— START —
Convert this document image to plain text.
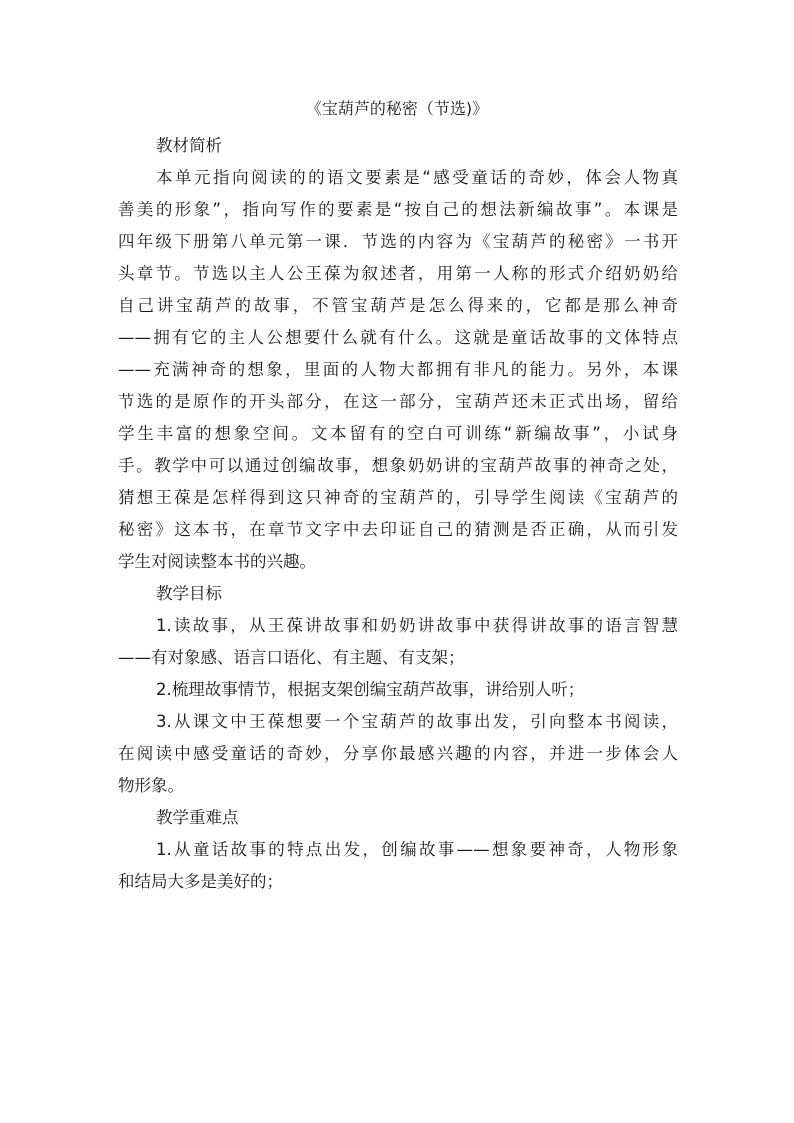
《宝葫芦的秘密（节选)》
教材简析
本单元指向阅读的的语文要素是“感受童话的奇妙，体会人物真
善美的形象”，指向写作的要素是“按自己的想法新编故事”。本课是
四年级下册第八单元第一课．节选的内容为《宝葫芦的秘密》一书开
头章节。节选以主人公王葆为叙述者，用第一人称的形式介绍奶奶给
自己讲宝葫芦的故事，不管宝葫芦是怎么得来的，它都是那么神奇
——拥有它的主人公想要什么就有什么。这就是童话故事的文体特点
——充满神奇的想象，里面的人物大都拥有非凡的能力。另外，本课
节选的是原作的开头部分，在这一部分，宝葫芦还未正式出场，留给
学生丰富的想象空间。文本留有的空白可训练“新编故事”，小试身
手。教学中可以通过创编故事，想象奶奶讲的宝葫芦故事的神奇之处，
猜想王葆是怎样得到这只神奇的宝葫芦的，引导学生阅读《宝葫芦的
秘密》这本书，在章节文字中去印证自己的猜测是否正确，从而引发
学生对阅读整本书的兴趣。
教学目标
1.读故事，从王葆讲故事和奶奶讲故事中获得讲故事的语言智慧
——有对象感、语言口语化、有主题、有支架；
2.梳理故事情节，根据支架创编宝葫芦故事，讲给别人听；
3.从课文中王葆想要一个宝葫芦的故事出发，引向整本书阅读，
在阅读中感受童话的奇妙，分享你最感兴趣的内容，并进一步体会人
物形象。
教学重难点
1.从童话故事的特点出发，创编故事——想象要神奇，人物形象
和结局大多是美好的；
— END —
**What is required:** Repeat all of the data above word for word, minus the pictures.

**Answer to the task:**
Convert this document image to plain text.
《宝葫芦的秘密（节选)》
教材简析
本单元指向阅读的的语文要素是“感受童话的奇妙，体会人物真
善美的形象”，指向写作的要素是“按自己的想法新编故事”。本课是
四年级下册第八单元第一课．节选的内容为《宝葫芦的秘密》一书开
头章节。节选以主人公王葆为叙述者，用第一人称的形式介绍奶奶给
自己讲宝葫芦的故事，不管宝葫芦是怎么得来的，它都是那么神奇
——拥有它的主人公想要什么就有什么。这就是童话故事的文体特点
——充满神奇的想象，里面的人物大都拥有非凡的能力。另外，本课
节选的是原作的开头部分，在这一部分，宝葫芦还未正式出场，留给
学生丰富的想象空间。文本留有的空白可训练“新编故事”，小试身
手。教学中可以通过创编故事，想象奶奶讲的宝葫芦故事的神奇之处，
猜想王葆是怎样得到这只神奇的宝葫芦的，引导学生阅读《宝葫芦的
秘密》这本书，在章节文字中去印证自己的猜测是否正确，从而引发
学生对阅读整本书的兴趣。
教学目标
1.读故事，从王葆讲故事和奶奶讲故事中获得讲故事的语言智慧
——有对象感、语言口语化、有主题、有支架；
2.梳理故事情节，根据支架创编宝葫芦故事，讲给别人听；
3.从课文中王葆想要一个宝葫芦的故事出发，引向整本书阅读，
在阅读中感受童话的奇妙，分享你最感兴趣的内容，并进一步体会人
物形象。
教学重难点
1.从童话故事的特点出发，创编故事——想象要神奇，人物形象
和结局大多是美好的；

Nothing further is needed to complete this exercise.